AIM OF THE TASK - Where a line of the listing below includes the word "зданий", reproduce that line.

RECORDS FOR THIS EXERCISE -
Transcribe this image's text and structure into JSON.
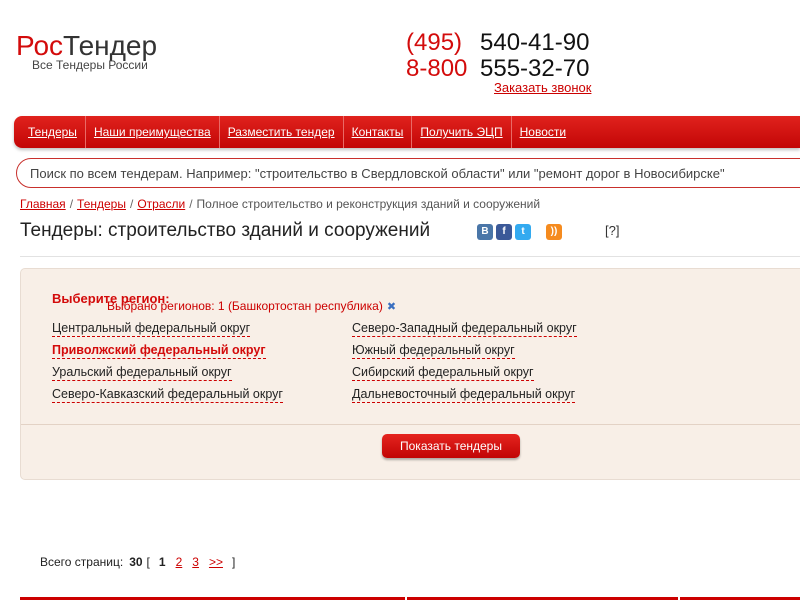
{
  "logo": {
    "part1": "Рос",
    "part2": "Тендер",
    "tagline": "Все Тендеры России"
  },
  "contacts": {
    "phone1": {
      "code": "(495)",
      "number": "540-41-90"
    },
    "phone2": {
      "code": "8-800",
      "number": "555-32-70"
    },
    "callback_label": "Заказать звонок"
  },
  "nav": {
    "items": [
      {
        "label": "Тендеры"
      },
      {
        "label": "Наши преимущества"
      },
      {
        "label": "Разместить тендер"
      },
      {
        "label": "Контакты"
      },
      {
        "label": "Получить ЭЦП"
      },
      {
        "label": "Новости"
      }
    ]
  },
  "search": {
    "placeholder": "Поиск по всем тендерам. Например: \"строительство в Свердловской области\" или \"ремонт дорог в Новосибирске\"",
    "value": ""
  },
  "breadcrumb": {
    "items": [
      "Главная",
      "Тендеры",
      "Отрасли"
    ],
    "current": "Полное строительство и реконструкция зданий и сооружений",
    "separator": "/"
  },
  "page": {
    "title": "Тендеры: строительство зданий и сооружений",
    "help_label": "[?]"
  },
  "social": {
    "vk": "B",
    "fb": "f",
    "tw": "t",
    "rss": "))"
  },
  "regions": {
    "heading": "Выберите регион:",
    "selected_text": "Выбрано регионов: 1 (Башкортостан республика)",
    "clear_icon": "✖",
    "items": [
      {
        "label": "Центральный федеральный округ"
      },
      {
        "label": "Северо-Западный федеральный округ"
      },
      {
        "label": "Приволжский федеральный округ",
        "active": true
      },
      {
        "label": "Южный федеральный округ"
      },
      {
        "label": "Уральский федеральный округ"
      },
      {
        "label": "Сибирский федеральный округ"
      },
      {
        "label": "Северо-Кавказский федеральный округ"
      },
      {
        "label": "Дальневосточный федеральный округ"
      }
    ],
    "button_label": "Показать тендеры"
  },
  "pagination": {
    "label": "Всего страниц:",
    "total": "30",
    "open": "[",
    "current": "1",
    "pages": [
      "2",
      "3"
    ],
    "next": ">>",
    "close": "]"
  },
  "colors": {
    "brand": "#d30b0b",
    "link": "#cc0000",
    "panel_bg": "#f8efe7"
  }
}
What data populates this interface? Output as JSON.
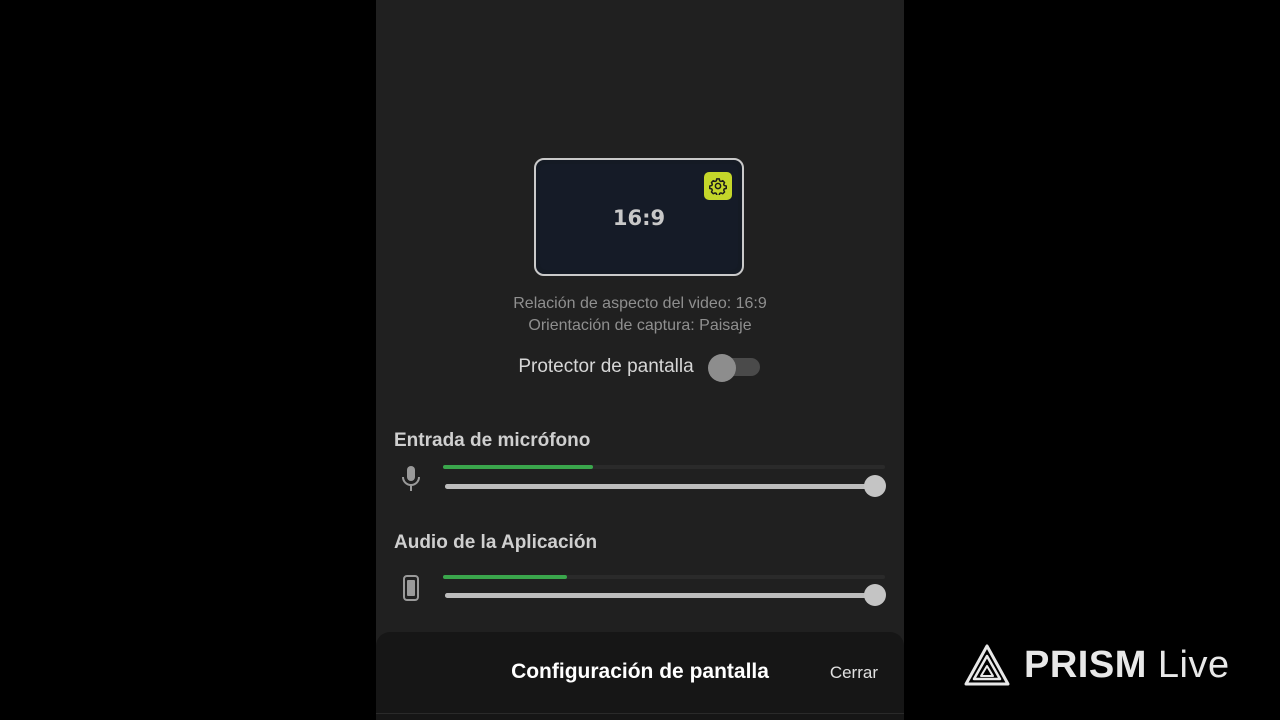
{
  "preview": {
    "ratio_label": "16:9",
    "settings_icon": "gear-icon",
    "badge_color": "#c4d62a"
  },
  "info": {
    "aspect_ratio_line": "Relación de aspecto del video: 16:9",
    "orientation_line": "Orientación de captura: Paisaje"
  },
  "screen_protector": {
    "label": "Protector de pantalla",
    "enabled": false
  },
  "microphone": {
    "title": "Entrada de micrófono",
    "icon": "microphone-icon",
    "level_fraction": 0.34,
    "volume_fraction": 1.0
  },
  "app_audio": {
    "title": "Audio de la Aplicación",
    "icon": "phone-icon",
    "level_fraction": 0.28,
    "volume_fraction": 1.0
  },
  "sheet": {
    "title": "Configuración de pantalla",
    "close_label": "Cerrar"
  },
  "watermark": {
    "brand_bold": "PRISM",
    "brand_light": "Live",
    "logo_icon": "prism-triangle-icon"
  },
  "colors": {
    "accent_green": "#3aa64c",
    "background": "#202020"
  }
}
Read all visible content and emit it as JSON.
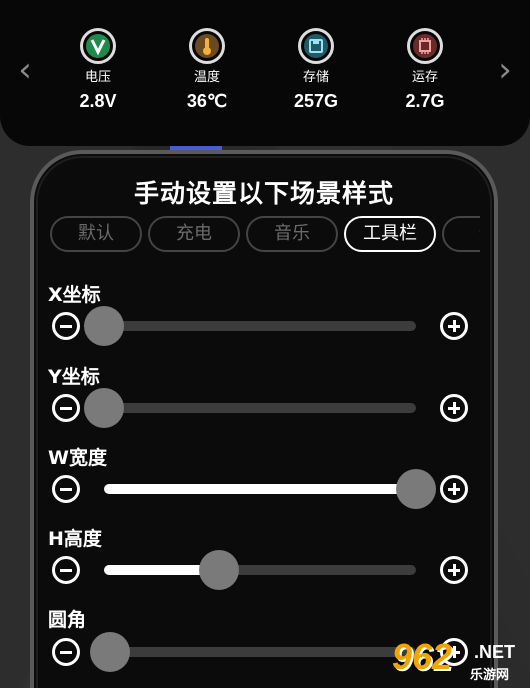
{
  "status": {
    "prev_arrow": "‹",
    "next_arrow": "›",
    "items": [
      {
        "label": "电压",
        "value": "2.8V",
        "icon": "voltage-icon"
      },
      {
        "label": "温度",
        "value": "36℃",
        "icon": "thermometer-icon"
      },
      {
        "label": "存储",
        "value": "257G",
        "icon": "storage-icon"
      },
      {
        "label": "运存",
        "value": "2.7G",
        "icon": "memory-chip-icon"
      }
    ],
    "accent": "#4a5bd6"
  },
  "panel": {
    "title": "手动设置以下场景样式",
    "tabs": [
      {
        "label": "默认",
        "active": false
      },
      {
        "label": "充电",
        "active": false
      },
      {
        "label": "音乐",
        "active": false
      },
      {
        "label": "工具栏",
        "active": true
      },
      {
        "label": "通",
        "active": false
      }
    ],
    "sliders": [
      {
        "label": "X坐标",
        "level": 0.0
      },
      {
        "label": "Y坐标",
        "level": 0.0
      },
      {
        "label": "W宽度",
        "level": 1.0
      },
      {
        "label": "H高度",
        "level": 0.37
      },
      {
        "label": "圆角",
        "level": 0.02
      }
    ]
  },
  "watermark": {
    "logo": "962",
    "net": ".NET",
    "sub": "乐游网"
  }
}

RESPONSE BELOW -
    "current": "Полное строительство и реконструкция зданий и сооружений",
    "title": "Тендеры: строительство зданий и сооружений",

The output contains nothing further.